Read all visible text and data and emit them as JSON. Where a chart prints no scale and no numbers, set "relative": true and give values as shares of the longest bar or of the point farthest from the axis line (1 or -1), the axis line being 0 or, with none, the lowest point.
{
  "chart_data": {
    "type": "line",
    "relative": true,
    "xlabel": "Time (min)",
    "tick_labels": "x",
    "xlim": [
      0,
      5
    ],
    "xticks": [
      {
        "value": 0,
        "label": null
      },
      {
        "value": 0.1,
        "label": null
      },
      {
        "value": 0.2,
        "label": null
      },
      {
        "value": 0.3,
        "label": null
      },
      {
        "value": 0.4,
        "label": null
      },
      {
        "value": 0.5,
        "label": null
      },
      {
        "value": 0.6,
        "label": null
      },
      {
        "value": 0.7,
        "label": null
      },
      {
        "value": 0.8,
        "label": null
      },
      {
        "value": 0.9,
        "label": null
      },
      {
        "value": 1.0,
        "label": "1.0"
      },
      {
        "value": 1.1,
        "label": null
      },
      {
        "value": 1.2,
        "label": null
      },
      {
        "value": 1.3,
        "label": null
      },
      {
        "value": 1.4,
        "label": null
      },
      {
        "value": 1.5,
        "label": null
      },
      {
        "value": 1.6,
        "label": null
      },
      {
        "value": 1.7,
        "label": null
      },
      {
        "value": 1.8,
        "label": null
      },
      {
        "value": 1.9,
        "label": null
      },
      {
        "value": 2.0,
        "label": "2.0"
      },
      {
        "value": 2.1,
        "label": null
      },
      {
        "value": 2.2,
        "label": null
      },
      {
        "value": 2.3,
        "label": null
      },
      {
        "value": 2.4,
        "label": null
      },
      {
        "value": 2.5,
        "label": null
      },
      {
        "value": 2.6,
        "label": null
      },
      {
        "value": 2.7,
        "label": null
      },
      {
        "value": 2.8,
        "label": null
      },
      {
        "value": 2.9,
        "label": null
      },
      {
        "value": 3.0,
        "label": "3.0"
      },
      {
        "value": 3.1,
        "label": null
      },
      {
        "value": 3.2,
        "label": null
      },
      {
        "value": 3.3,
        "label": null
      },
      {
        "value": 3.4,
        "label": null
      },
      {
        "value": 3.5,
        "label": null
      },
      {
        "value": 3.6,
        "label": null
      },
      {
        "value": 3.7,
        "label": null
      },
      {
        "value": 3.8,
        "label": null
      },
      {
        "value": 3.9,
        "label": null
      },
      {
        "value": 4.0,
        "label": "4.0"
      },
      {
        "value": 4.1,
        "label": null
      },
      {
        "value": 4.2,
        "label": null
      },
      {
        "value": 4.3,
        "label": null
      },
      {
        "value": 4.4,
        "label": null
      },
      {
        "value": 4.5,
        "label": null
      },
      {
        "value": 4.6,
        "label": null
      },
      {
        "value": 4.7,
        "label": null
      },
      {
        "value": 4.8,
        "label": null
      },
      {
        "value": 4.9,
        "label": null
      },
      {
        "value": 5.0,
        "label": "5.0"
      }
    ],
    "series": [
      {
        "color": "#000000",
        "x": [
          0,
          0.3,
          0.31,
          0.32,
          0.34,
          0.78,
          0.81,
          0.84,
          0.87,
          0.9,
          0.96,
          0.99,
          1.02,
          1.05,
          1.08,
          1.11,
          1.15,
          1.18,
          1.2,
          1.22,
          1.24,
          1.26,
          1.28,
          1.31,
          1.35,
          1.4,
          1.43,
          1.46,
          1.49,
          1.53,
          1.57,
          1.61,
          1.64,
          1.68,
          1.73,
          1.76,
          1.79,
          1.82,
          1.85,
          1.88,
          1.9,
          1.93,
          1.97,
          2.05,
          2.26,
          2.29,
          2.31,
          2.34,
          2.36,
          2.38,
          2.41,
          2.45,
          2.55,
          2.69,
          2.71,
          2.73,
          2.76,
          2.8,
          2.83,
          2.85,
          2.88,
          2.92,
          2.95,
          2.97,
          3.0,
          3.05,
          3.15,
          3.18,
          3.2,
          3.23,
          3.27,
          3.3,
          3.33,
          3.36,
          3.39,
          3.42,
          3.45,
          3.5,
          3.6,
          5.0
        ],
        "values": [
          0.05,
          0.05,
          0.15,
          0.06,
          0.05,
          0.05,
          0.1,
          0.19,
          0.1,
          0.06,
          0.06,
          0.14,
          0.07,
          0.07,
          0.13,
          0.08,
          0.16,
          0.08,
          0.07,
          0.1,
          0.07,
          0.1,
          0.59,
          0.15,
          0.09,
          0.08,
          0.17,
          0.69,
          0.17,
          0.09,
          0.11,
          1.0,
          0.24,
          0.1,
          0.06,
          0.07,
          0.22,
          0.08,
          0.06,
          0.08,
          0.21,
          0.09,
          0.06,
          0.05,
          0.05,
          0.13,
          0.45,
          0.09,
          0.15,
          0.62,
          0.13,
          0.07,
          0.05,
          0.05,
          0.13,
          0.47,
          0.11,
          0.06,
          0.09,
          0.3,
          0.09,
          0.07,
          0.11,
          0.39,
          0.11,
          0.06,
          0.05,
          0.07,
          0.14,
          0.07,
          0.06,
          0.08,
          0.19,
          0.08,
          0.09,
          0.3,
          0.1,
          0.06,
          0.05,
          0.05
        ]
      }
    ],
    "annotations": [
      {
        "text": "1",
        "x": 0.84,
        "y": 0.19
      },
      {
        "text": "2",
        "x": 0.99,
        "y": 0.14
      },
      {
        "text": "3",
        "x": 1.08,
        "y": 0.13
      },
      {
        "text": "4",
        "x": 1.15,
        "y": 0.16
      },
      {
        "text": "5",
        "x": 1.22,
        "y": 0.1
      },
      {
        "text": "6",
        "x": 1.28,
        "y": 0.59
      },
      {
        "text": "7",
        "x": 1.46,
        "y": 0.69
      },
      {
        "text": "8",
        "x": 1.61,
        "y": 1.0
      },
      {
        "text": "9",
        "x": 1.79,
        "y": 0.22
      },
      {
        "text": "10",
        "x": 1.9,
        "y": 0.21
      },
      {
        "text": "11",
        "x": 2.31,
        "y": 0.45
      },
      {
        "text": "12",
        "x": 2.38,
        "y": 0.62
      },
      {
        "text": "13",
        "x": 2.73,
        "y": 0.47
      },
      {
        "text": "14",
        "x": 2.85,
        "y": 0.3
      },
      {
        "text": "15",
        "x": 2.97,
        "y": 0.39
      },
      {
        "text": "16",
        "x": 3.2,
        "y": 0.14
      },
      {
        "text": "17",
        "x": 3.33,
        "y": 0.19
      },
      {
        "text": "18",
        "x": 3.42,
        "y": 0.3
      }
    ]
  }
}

________

- **Aim**
Give the data again, exactly as it stands.

- **Written answer**
Read all visible text and data and emit them as JSON. Where a chart prints no scale and no numbers, set "relative": true and give values as shares of the longest bar or of the point farthest from the axis line (1 or -1), the axis line being 0 or, with none, the lowest point.
{
  "chart_data": {
    "type": "line",
    "relative": true,
    "xlabel": "Time (min)",
    "tick_labels": "x",
    "xlim": [
      0,
      5
    ],
    "xticks": [
      {
        "value": 0,
        "label": null
      },
      {
        "value": 0.1,
        "label": null
      },
      {
        "value": 0.2,
        "label": null
      },
      {
        "value": 0.3,
        "label": null
      },
      {
        "value": 0.4,
        "label": null
      },
      {
        "value": 0.5,
        "label": null
      },
      {
        "value": 0.6,
        "label": null
      },
      {
        "value": 0.7,
        "label": null
      },
      {
        "value": 0.8,
        "label": null
      },
      {
        "value": 0.9,
        "label": null
      },
      {
        "value": 1.0,
        "label": "1.0"
      },
      {
        "value": 1.1,
        "label": null
      },
      {
        "value": 1.2,
        "label": null
      },
      {
        "value": 1.3,
        "label": null
      },
      {
        "value": 1.4,
        "label": null
      },
      {
        "value": 1.5,
        "label": null
      },
      {
        "value": 1.6,
        "label": null
      },
      {
        "value": 1.7,
        "label": null
      },
      {
        "value": 1.8,
        "label": null
      },
      {
        "value": 1.9,
        "label": null
      },
      {
        "value": 2.0,
        "label": "2.0"
      },
      {
        "value": 2.1,
        "label": null
      },
      {
        "value": 2.2,
        "label": null
      },
      {
        "value": 2.3,
        "label": null
      },
      {
        "value": 2.4,
        "label": null
      },
      {
        "value": 2.5,
        "label": null
      },
      {
        "value": 2.6,
        "label": null
      },
      {
        "value": 2.7,
        "label": null
      },
      {
        "value": 2.8,
        "label": null
      },
      {
        "value": 2.9,
        "label": null
      },
      {
        "value": 3.0,
        "label": "3.0"
      },
      {
        "value": 3.1,
        "label": null
      },
      {
        "value": 3.2,
        "label": null
      },
      {
        "value": 3.3,
        "label": null
      },
      {
        "value": 3.4,
        "label": null
      },
      {
        "value": 3.5,
        "label": null
      },
      {
        "value": 3.6,
        "label": null
      },
      {
        "value": 3.7,
        "label": null
      },
      {
        "value": 3.8,
        "label": null
      },
      {
        "value": 3.9,
        "label": null
      },
      {
        "value": 4.0,
        "label": "4.0"
      },
      {
        "value": 4.1,
        "label": null
      },
      {
        "value": 4.2,
        "label": null
      },
      {
        "value": 4.3,
        "label": null
      },
      {
        "value": 4.4,
        "label": null
      },
      {
        "value": 4.5,
        "label": null
      },
      {
        "value": 4.6,
        "label": null
      },
      {
        "value": 4.7,
        "label": null
      },
      {
        "value": 4.8,
        "label": null
      },
      {
        "value": 4.9,
        "label": null
      },
      {
        "value": 5.0,
        "label": "5.0"
      }
    ],
    "series": [
      {
        "color": "#000000",
        "x": [
          0,
          0.3,
          0.31,
          0.32,
          0.34,
          0.78,
          0.81,
          0.84,
          0.87,
          0.9,
          0.96,
          0.99,
          1.02,
          1.05,
          1.08,
          1.11,
          1.15,
          1.18,
          1.2,
          1.22,
          1.24,
          1.26,
          1.28,
          1.31,
          1.35,
          1.4,
          1.43,
          1.46,
          1.49,
          1.53,
          1.57,
          1.61,
          1.64,
          1.68,
          1.73,
          1.76,
          1.79,
          1.82,
          1.85,
          1.88,
          1.9,
          1.93,
          1.97,
          2.05,
          2.26,
          2.29,
          2.31,
          2.34,
          2.36,
          2.38,
          2.41,
          2.45,
          2.55,
          2.69,
          2.71,
          2.73,
          2.76,
          2.8,
          2.83,
          2.85,
          2.88,
          2.92,
          2.95,
          2.97,
          3.0,
          3.05,
          3.15,
          3.18,
          3.2,
          3.23,
          3.27,
          3.3,
          3.33,
          3.36,
          3.39,
          3.42,
          3.45,
          3.5,
          3.6,
          5.0
        ],
        "values": [
          0.05,
          0.05,
          0.15,
          0.06,
          0.05,
          0.05,
          0.1,
          0.19,
          0.1,
          0.06,
          0.06,
          0.14,
          0.07,
          0.07,
          0.13,
          0.08,
          0.16,
          0.08,
          0.07,
          0.1,
          0.07,
          0.1,
          0.59,
          0.15,
          0.09,
          0.08,
          0.17,
          0.69,
          0.17,
          0.09,
          0.11,
          1.0,
          0.24,
          0.1,
          0.06,
          0.07,
          0.22,
          0.08,
          0.06,
          0.08,
          0.21,
          0.09,
          0.06,
          0.05,
          0.05,
          0.13,
          0.45,
          0.09,
          0.15,
          0.62,
          0.13,
          0.07,
          0.05,
          0.05,
          0.13,
          0.47,
          0.11,
          0.06,
          0.09,
          0.3,
          0.09,
          0.07,
          0.11,
          0.39,
          0.11,
          0.06,
          0.05,
          0.07,
          0.14,
          0.07,
          0.06,
          0.08,
          0.19,
          0.08,
          0.09,
          0.3,
          0.1,
          0.06,
          0.05,
          0.05
        ]
      }
    ],
    "annotations": [
      {
        "text": "1",
        "x": 0.84,
        "y": 0.19
      },
      {
        "text": "2",
        "x": 0.99,
        "y": 0.14
      },
      {
        "text": "3",
        "x": 1.08,
        "y": 0.13
      },
      {
        "text": "4",
        "x": 1.15,
        "y": 0.16
      },
      {
        "text": "5",
        "x": 1.22,
        "y": 0.1
      },
      {
        "text": "6",
        "x": 1.28,
        "y": 0.59
      },
      {
        "text": "7",
        "x": 1.46,
        "y": 0.69
      },
      {
        "text": "8",
        "x": 1.61,
        "y": 1.0
      },
      {
        "text": "9",
        "x": 1.79,
        "y": 0.22
      },
      {
        "text": "10",
        "x": 1.9,
        "y": 0.21
      },
      {
        "text": "11",
        "x": 2.31,
        "y": 0.45
      },
      {
        "text": "12",
        "x": 2.38,
        "y": 0.62
      },
      {
        "text": "13",
        "x": 2.73,
        "y": 0.47
      },
      {
        "text": "14",
        "x": 2.85,
        "y": 0.3
      },
      {
        "text": "15",
        "x": 2.97,
        "y": 0.39
      },
      {
        "text": "16",
        "x": 3.2,
        "y": 0.14
      },
      {
        "text": "17",
        "x": 3.33,
        "y": 0.19
      },
      {
        "text": "18",
        "x": 3.42,
        "y": 0.3
      }
    ]
  }
}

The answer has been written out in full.